[Task]
List all the lines in these records that hold "this".

[Information provided]
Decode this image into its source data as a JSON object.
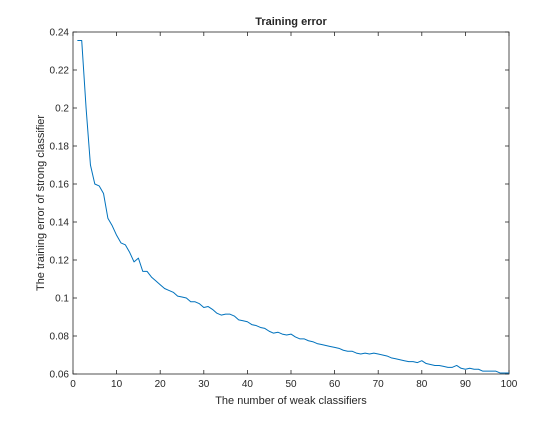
{
  "chart_data": {
    "type": "line",
    "title": "Training error",
    "xlabel": "The number of weak classifiers",
    "ylabel": "The training error of strong classifier",
    "xlim": [
      0,
      100
    ],
    "ylim": [
      0.06,
      0.24
    ],
    "xticks": [
      0,
      10,
      20,
      30,
      40,
      50,
      60,
      70,
      80,
      90,
      100
    ],
    "yticks": [
      0.06,
      0.08,
      0.1,
      0.12,
      0.14,
      0.16,
      0.18,
      0.2,
      0.22,
      0.24
    ],
    "grid": false,
    "line_color": "#0072BD",
    "x": [
      1,
      2,
      3,
      4,
      5,
      6,
      7,
      8,
      9,
      10,
      11,
      12,
      13,
      14,
      15,
      16,
      17,
      18,
      19,
      20,
      21,
      22,
      23,
      24,
      25,
      26,
      27,
      28,
      29,
      30,
      31,
      32,
      33,
      34,
      35,
      36,
      37,
      38,
      39,
      40,
      41,
      42,
      43,
      44,
      45,
      46,
      47,
      48,
      49,
      50,
      51,
      52,
      53,
      54,
      55,
      56,
      57,
      58,
      59,
      60,
      61,
      62,
      63,
      64,
      65,
      66,
      67,
      68,
      69,
      70,
      71,
      72,
      73,
      74,
      75,
      76,
      77,
      78,
      79,
      80,
      81,
      82,
      83,
      84,
      85,
      86,
      87,
      88,
      89,
      90,
      91,
      92,
      93,
      94,
      95,
      96,
      97,
      98,
      99,
      100
    ],
    "values": [
      0.2355,
      0.2355,
      0.2,
      0.17,
      0.16,
      0.159,
      0.155,
      0.142,
      0.138,
      0.133,
      0.129,
      0.128,
      0.124,
      0.119,
      0.121,
      0.114,
      0.114,
      0.111,
      0.109,
      0.107,
      0.105,
      0.104,
      0.103,
      0.101,
      0.1005,
      0.1,
      0.098,
      0.098,
      0.097,
      0.095,
      0.0955,
      0.094,
      0.092,
      0.091,
      0.0915,
      0.0915,
      0.0905,
      0.0885,
      0.088,
      0.0875,
      0.086,
      0.0855,
      0.0845,
      0.084,
      0.0825,
      0.0815,
      0.082,
      0.081,
      0.0805,
      0.081,
      0.0795,
      0.0785,
      0.0785,
      0.0775,
      0.077,
      0.076,
      0.0755,
      0.075,
      0.0745,
      0.074,
      0.0735,
      0.0725,
      0.072,
      0.072,
      0.071,
      0.0705,
      0.071,
      0.0705,
      0.071,
      0.0705,
      0.07,
      0.0695,
      0.0685,
      0.068,
      0.0675,
      0.067,
      0.0665,
      0.0665,
      0.066,
      0.067,
      0.0655,
      0.065,
      0.0645,
      0.0645,
      0.064,
      0.0635,
      0.0635,
      0.0645,
      0.063,
      0.0625,
      0.063,
      0.0625,
      0.0625,
      0.0615,
      0.0615,
      0.0615,
      0.0615,
      0.0605,
      0.0605,
      0.0605
    ]
  }
}
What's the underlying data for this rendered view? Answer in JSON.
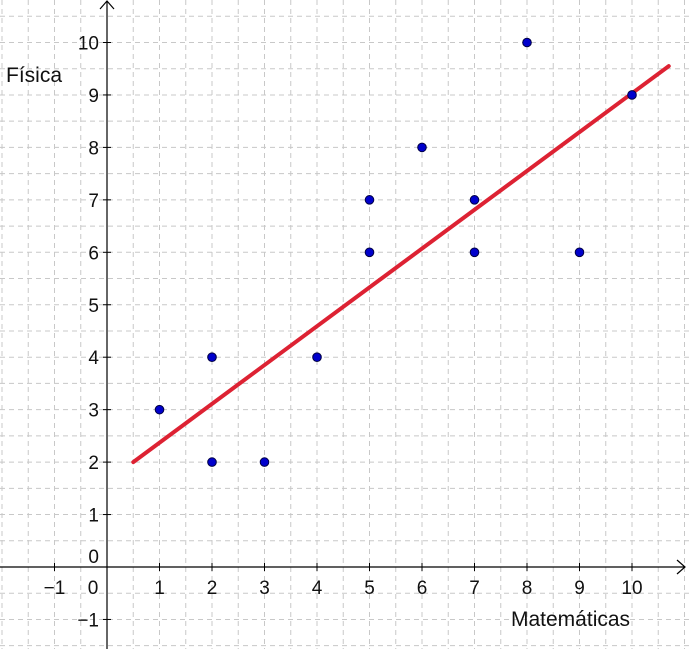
{
  "chart_data": {
    "type": "scatter",
    "xlabel": "Matemáticas",
    "ylabel": "Física",
    "xlim": [
      -2,
      10.9
    ],
    "ylim": [
      -1.2,
      10.8
    ],
    "grid": true,
    "x_ticks": [
      -1,
      0,
      1,
      2,
      3,
      4,
      5,
      6,
      7,
      8,
      9,
      10
    ],
    "y_ticks": [
      -1,
      0,
      1,
      2,
      3,
      4,
      5,
      6,
      7,
      8,
      9,
      10
    ],
    "tick_labels_x": [
      "−1",
      "0",
      "1",
      "2",
      "3",
      "4",
      "5",
      "6",
      "7",
      "8",
      "9",
      "10"
    ],
    "tick_labels_y": [
      "−1",
      "0",
      "1",
      "2",
      "3",
      "4",
      "5",
      "6",
      "7",
      "8",
      "9",
      "10"
    ],
    "points": [
      {
        "x": 1,
        "y": 3
      },
      {
        "x": 2,
        "y": 4
      },
      {
        "x": 2,
        "y": 2
      },
      {
        "x": 3,
        "y": 2
      },
      {
        "x": 4,
        "y": 4
      },
      {
        "x": 5,
        "y": 7
      },
      {
        "x": 5,
        "y": 6
      },
      {
        "x": 6,
        "y": 8
      },
      {
        "x": 7,
        "y": 7
      },
      {
        "x": 7,
        "y": 6
      },
      {
        "x": 8,
        "y": 10
      },
      {
        "x": 9,
        "y": 6
      },
      {
        "x": 10,
        "y": 9
      }
    ],
    "regression_line": {
      "x_start": 0.5,
      "y_start": 2.0,
      "x_end": 10.7,
      "y_end": 9.55
    },
    "colors": {
      "points": "#0000cc",
      "line": "#dd2233",
      "grid": "#c8c8c8",
      "axes": "#000000"
    }
  }
}
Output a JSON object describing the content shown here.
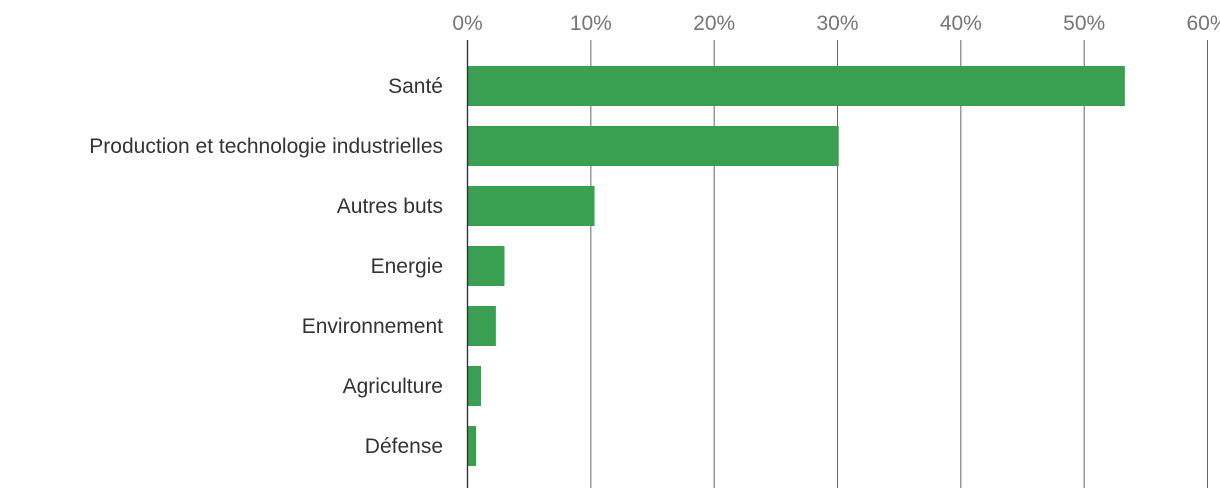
{
  "chart_data": {
    "type": "bar",
    "orientation": "horizontal",
    "title": "",
    "xlabel": "",
    "ylabel": "",
    "categories": [
      "Santé",
      "Production et technologie industrielles",
      "Autres buts",
      "Energie",
      "Environnement",
      "Agriculture",
      "Défense"
    ],
    "values": [
      53.3,
      30.1,
      10.3,
      3.0,
      2.3,
      1.1,
      0.7
    ],
    "xlim": [
      0,
      60
    ],
    "ticks": [
      0,
      10,
      20,
      30,
      40,
      50,
      60
    ],
    "tick_labels": [
      "0%",
      "10%",
      "20%",
      "30%",
      "40%",
      "50%",
      "60%"
    ],
    "axis_position": "top",
    "grid": true,
    "bar_color": "#38A050"
  }
}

[Exercise output]
Decode this image into its source data as a JSON object.
What's the underlying data for this rendered view? Answer in JSON.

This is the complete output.